→ Reading passage
The way chlorine works in the game is that any amount of it is as good as lots of it. Meaning it doesn't matter how much (or little) bleach stone you put in the room. I usually set the storage bin to 100 kg, which seems to be more than enough. (You lose half the mass when mining, so it equals digging up 200 kg worth of bleach stone tiles.)

 

Once the Bleach Stone is in the storage bin you can delete the storage bin.

 

If you have some other storage bin in your base set to bleach stone, you will have to temporarily disable it if you don't want your dupes to come remove the Bleach Stone you have here.)

Once this is done, we wait for the chlorine to work its magic on the germs in our reservoir tanks. Using the Germ Overlay, keep an eye on the tanks. When they are germ-free, we can continue.

ONI-Guide-BathroomDecontaminationChlorineRoom2.png

Decontaminating the tanks. Use the germ overlay (germ icon top right) to see when all germs in all tanks are gone.

Completing the chlorine room: pipes and automation

Now we can build the final bits of pipe an automation, close off the chlorine room and make space for the water sieve.

Piping: connect the upper liquid bridge to the input port of the leftmost liquid reservoir. Connect the output ports of the reservoirs to the input ports of the reservoirs to their right.

→ The data
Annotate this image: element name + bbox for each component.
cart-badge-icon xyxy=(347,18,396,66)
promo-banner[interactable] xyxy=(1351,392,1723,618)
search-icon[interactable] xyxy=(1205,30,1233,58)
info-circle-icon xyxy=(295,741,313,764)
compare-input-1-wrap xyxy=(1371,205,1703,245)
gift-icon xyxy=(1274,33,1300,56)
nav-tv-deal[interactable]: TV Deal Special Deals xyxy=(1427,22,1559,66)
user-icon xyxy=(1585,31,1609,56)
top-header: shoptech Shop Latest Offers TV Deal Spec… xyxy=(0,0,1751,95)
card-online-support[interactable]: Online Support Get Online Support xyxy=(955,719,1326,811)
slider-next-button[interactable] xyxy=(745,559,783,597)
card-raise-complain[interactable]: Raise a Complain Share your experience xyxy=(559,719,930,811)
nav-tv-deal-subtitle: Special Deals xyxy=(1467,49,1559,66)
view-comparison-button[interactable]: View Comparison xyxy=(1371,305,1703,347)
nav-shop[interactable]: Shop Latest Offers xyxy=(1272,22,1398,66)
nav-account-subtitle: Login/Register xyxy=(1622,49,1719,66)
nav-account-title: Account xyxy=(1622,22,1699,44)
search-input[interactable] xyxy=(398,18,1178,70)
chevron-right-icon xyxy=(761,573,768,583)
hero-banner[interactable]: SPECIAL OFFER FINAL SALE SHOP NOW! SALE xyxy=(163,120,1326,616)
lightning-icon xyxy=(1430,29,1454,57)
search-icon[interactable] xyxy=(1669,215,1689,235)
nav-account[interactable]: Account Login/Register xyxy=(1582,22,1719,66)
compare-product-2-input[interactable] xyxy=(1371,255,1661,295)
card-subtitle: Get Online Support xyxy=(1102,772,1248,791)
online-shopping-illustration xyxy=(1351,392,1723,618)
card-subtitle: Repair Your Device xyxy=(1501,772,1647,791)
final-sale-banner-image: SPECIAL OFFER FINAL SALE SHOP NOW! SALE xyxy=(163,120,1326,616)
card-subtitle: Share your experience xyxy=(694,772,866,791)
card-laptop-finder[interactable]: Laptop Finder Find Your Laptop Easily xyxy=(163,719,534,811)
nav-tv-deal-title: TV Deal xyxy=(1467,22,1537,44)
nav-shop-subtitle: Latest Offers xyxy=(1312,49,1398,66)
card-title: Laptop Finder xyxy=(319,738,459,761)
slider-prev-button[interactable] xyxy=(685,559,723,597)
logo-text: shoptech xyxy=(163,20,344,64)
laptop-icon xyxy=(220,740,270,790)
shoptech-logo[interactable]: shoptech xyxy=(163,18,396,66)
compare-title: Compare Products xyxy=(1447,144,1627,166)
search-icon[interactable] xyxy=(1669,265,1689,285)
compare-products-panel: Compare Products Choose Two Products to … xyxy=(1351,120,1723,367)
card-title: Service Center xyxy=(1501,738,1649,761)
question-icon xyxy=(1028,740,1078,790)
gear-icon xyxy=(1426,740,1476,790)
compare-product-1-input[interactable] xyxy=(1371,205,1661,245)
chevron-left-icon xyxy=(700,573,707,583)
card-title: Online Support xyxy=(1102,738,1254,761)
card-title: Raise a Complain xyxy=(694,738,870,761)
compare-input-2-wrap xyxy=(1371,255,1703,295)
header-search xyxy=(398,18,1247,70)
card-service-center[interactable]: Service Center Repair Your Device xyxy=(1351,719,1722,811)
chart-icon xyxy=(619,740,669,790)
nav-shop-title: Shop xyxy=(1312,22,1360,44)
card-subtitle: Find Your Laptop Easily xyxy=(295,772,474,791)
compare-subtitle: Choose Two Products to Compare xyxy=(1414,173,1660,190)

→ Work order 1
Answer these questions from the chlorine room guide, one per line:
(a) What amount is the storage bin usually set to?
(b) What tool is used to see when the reservoir tanks are germ-free?
(c) Which port of the leftmost liquid reservoir should the upper liquid bridge be connected to?
→ Work order 2
Extend the chlorine room guide, beginning right after its final sentence about the reservoir ports.

→ Answer space 1
(a) 100 kg.
(b) The Germ Overlay, opened with the germ icon at the top right.
(c) The input port.

→ Answer space 2
Add a pipe section from the rightmost reservoir to a liquid shutoff.

Note: the reservoir should be piped to the input port of the liquid shutoff, meaning the white bit.

Add a pipe section from the output port (the green bit) of the liquid shutoff that goes out into the wall on the right.

Completing build
ONI-Guide-BathroomDecontaminationChlorineRoom4.png

Piping. Connect the upper liquid bridge to the reservoir. Connect the reservoirs to one-another. Connect the last reservoir to a liquid shutoff and add a pipe from the liquid shutoff to the wall.

Automation: On the left, a liquid pipe element sensor set to polluted water. On the right a liquid shutoff. Connect the two with automation wire.

ONI-Guide-BathroomDecontaminationChlorineRoom3.png

Automation. A liquid element sensor on the pipe section between the input ports of the liquid bridge. A liquid shutoff at the end. Connect them with automation wire.

Power: The liquid shutoff needs 10 W of power. To future-proof the design, connect it using conductive wire (the kind of wire that can handle 2000 W).

 

When I build this I'm usually still using regular wire for powering my base. Then I make enough refined metal to do a short section of conductive wire, from the liquid shutoff to the wall.

ONI-Guide-BathroomDecontaminationChlorineRoom5.png

Power overlay. Remember to add a small section of power wire so you can power up the liquid shutoff when you're done.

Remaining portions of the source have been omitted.